*EXTRACT TO READ*:
···
# Welcome to the gun show!



## event462 (May 5, 2014)

So here we go. Since joining this site I've made it my mission to get some dense muscle from the core lifts and also to get bigger arms. My totals are way better. I'm still gonna keep them to myself till I can hit those POB numbers though! My arms have also ballooned too. They have gone from 15.5 inches to a little over 17 inches and I even have a vein running across both now. Not bad for a fat ass weighing 310 lbs! Here's my question. I have always kept my thumb on the same side as my fingers on every exercise I do, from bench press , to bent over rows and dumbbell curls. I always thought that helped  with arm growth but I can't help but notice no one else does it! Am I wrong? Also, here is a sample arm workout. Please note that I do biceps and triceps on separate days but with other muscle groups as well. Please feel free to let me know if it sucks or if it is spot on.

Biceps Day 1
1st  exercise
4 sets, pyramid weight
1st set, 12 reps
2nd set 10 reps
3rd set  6 reps 
4th set 4 reps

2nd exercise  is 4 sets with 1st set being a warm up and the other 3 being for 8-10 reps to really force the blood in.


Triceps Day 2
 The exact same approach.


----------



## stonetag (May 9, 2014)

So you don't wrap your thumb around the bar? Your thumb is a integral part of forearm development. You're not lifting to your potential (poundage) by not using your thumb, especially pulling. Safety and muscle development would be a pushing exercise concern. I will sometimes use a "suicide grip" with curls, usually barbell, the movement targets the bicep peak.


----------



## ezy424 (May 9, 2014)

Sounds like a really good work out ill give it a try and  post a pic lol


----------



## waviniron (May 2, 2016)

Looks good dude


----------



## thqmas (May 2, 2016)

waviniron said:


> Looked good back in 2014 dude



Fixed it for ya.


----------



## Bigmike (May 2, 2016)

Lol @ all the threads being brought back from the dead. They teach y'all to read in Florida ;-)


----------



## thqmas (May 2, 2016)

If you look real close, you can even notice that waviniron lives in Jackosnville... Is that like near Jacksonville?

You got to fix that waviniron.


----------



## Maijah (May 2, 2016)

Curls for the girls monica


----------
···
*WHAT THIS TASK INVOLVES*: Which usernames posted in the forum thread above? List each one once.

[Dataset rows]
···
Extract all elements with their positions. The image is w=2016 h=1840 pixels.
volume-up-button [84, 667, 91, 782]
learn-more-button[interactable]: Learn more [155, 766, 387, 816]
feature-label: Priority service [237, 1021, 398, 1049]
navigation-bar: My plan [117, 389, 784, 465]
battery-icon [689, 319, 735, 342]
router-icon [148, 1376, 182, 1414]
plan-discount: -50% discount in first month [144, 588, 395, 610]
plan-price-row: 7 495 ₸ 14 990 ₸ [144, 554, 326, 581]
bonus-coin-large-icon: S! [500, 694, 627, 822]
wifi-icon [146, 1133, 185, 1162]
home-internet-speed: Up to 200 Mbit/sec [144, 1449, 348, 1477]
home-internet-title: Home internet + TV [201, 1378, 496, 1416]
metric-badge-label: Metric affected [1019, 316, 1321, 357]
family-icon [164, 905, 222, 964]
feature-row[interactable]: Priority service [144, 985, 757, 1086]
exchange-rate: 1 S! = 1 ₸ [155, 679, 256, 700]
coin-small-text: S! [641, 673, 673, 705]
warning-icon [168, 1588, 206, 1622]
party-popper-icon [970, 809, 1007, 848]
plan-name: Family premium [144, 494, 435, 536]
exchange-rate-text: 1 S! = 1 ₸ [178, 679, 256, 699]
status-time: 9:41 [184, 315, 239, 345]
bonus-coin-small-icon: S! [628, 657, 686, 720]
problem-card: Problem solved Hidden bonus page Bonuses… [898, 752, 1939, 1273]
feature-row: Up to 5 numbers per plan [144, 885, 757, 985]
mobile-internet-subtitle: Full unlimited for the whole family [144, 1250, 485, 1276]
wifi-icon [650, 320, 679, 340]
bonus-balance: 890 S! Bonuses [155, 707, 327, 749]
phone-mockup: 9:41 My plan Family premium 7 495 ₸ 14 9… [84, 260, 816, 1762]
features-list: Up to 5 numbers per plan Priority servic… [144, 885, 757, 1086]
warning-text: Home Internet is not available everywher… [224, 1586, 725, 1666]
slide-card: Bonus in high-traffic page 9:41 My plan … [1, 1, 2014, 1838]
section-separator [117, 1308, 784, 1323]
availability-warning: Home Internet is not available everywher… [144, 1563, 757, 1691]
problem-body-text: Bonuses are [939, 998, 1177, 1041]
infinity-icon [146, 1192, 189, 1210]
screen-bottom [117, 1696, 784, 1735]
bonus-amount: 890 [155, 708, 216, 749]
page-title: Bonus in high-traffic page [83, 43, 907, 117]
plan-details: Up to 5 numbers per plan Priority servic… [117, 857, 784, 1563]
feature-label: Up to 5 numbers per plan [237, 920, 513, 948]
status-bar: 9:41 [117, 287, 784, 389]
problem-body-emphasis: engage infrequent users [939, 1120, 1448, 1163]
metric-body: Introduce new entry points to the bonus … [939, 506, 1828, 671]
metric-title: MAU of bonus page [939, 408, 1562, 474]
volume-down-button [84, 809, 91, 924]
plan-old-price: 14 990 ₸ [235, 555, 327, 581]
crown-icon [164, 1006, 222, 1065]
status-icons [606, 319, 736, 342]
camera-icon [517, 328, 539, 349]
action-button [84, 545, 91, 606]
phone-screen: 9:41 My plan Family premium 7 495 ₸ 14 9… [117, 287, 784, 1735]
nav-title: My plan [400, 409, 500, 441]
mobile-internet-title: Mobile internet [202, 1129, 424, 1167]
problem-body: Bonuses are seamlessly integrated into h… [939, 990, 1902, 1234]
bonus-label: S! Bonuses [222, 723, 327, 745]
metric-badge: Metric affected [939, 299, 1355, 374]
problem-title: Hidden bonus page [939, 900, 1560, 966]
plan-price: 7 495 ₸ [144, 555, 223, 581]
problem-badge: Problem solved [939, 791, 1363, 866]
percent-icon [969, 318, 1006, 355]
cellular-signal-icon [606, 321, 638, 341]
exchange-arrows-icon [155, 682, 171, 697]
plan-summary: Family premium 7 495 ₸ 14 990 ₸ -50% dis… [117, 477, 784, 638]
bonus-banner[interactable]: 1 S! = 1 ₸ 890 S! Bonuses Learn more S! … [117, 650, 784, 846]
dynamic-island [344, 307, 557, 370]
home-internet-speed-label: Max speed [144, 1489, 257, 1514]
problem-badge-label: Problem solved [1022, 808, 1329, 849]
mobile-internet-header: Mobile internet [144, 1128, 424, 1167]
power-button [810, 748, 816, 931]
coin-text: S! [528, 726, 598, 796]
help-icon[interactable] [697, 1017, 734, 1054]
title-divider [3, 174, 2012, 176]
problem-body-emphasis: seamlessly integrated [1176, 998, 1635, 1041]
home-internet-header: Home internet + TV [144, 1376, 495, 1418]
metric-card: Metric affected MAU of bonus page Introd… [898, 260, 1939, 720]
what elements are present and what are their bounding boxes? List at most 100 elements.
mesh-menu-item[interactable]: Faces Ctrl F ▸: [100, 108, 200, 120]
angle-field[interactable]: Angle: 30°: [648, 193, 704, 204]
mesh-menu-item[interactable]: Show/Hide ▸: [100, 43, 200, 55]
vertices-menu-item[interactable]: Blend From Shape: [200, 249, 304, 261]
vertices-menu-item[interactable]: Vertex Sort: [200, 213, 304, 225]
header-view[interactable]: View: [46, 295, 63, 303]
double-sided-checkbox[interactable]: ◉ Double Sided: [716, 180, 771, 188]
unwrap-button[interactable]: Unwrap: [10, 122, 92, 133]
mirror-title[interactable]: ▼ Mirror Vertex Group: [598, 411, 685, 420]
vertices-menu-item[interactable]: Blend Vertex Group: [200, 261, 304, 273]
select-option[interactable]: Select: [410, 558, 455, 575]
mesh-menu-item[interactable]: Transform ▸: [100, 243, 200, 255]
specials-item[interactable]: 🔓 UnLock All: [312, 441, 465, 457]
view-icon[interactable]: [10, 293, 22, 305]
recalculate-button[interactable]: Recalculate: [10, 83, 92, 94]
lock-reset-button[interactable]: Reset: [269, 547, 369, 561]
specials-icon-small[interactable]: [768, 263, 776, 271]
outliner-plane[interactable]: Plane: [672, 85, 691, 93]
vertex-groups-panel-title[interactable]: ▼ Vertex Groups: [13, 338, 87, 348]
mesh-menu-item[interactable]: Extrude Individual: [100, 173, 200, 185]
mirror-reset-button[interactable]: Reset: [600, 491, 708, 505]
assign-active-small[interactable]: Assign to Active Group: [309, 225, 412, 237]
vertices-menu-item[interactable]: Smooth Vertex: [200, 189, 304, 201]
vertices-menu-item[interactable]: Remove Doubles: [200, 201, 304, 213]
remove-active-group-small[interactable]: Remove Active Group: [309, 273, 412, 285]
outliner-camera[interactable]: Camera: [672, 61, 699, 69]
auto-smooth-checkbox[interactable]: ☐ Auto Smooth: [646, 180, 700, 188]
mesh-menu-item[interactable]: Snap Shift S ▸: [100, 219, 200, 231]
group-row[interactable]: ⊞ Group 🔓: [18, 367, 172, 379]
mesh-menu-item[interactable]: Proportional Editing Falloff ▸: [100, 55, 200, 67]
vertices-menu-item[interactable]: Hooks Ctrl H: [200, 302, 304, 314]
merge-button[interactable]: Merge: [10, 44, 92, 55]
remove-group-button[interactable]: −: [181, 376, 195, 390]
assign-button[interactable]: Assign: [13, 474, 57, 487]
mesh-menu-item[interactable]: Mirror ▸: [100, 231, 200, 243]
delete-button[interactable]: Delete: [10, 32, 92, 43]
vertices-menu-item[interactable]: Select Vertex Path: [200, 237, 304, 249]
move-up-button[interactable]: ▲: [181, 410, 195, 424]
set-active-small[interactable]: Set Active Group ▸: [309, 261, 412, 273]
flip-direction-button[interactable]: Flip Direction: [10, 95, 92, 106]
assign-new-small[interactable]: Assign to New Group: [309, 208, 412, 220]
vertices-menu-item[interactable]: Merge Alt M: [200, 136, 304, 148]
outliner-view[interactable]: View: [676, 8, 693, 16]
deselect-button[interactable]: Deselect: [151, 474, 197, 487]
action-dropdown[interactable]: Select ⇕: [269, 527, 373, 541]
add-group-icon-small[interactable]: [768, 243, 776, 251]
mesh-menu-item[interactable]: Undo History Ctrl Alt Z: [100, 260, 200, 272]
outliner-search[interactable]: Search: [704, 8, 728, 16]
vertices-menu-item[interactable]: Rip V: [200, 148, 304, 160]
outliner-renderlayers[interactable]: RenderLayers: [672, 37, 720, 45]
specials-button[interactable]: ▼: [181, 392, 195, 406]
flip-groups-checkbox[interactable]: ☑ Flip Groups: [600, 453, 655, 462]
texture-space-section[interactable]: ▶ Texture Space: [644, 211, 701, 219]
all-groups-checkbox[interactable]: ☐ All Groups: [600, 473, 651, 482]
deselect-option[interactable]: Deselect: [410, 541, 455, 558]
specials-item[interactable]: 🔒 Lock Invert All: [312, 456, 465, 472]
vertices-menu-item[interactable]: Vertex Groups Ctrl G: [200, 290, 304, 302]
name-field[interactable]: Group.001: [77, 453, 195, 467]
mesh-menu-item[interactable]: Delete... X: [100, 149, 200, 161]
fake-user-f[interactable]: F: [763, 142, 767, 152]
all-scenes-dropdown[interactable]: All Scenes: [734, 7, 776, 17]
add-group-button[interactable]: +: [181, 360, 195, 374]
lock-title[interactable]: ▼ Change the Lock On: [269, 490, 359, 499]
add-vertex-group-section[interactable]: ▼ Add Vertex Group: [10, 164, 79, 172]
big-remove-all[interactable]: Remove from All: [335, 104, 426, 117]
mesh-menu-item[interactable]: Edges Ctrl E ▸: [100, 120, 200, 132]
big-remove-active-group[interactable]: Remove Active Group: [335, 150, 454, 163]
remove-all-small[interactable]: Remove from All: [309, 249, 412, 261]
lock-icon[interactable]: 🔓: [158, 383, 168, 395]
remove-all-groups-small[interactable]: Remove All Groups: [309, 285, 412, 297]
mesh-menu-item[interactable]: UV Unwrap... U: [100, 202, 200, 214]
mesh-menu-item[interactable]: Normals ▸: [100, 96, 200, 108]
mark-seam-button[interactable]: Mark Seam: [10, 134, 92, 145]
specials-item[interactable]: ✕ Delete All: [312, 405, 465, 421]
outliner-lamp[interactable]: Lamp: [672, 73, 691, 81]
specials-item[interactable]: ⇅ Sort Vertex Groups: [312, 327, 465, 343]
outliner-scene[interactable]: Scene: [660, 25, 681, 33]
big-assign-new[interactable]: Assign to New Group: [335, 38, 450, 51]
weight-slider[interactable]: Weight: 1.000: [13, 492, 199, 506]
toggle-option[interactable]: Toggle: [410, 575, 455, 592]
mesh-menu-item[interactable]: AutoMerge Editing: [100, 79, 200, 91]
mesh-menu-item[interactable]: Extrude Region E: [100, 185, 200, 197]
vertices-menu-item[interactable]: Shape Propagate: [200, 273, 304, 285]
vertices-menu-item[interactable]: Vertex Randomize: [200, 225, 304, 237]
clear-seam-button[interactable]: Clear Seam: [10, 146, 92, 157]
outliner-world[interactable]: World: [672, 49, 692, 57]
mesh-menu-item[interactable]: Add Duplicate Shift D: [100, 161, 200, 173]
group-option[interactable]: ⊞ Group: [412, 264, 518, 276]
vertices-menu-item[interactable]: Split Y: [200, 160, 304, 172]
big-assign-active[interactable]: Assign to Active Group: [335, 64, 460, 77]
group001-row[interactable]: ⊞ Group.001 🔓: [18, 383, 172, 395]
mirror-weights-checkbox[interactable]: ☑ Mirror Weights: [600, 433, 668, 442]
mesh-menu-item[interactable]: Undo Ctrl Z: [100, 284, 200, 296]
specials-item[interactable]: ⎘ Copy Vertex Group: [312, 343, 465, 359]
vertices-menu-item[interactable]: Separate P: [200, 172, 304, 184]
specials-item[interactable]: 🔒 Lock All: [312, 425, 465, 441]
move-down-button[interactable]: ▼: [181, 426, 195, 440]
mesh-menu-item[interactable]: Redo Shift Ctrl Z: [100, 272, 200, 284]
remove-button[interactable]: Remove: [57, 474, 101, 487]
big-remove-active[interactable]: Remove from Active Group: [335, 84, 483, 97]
···
*RESULT FOR THIS EXERCISE*: event462, stonetag, ezy424, waviniron, thqmas, Bigmike, Maijah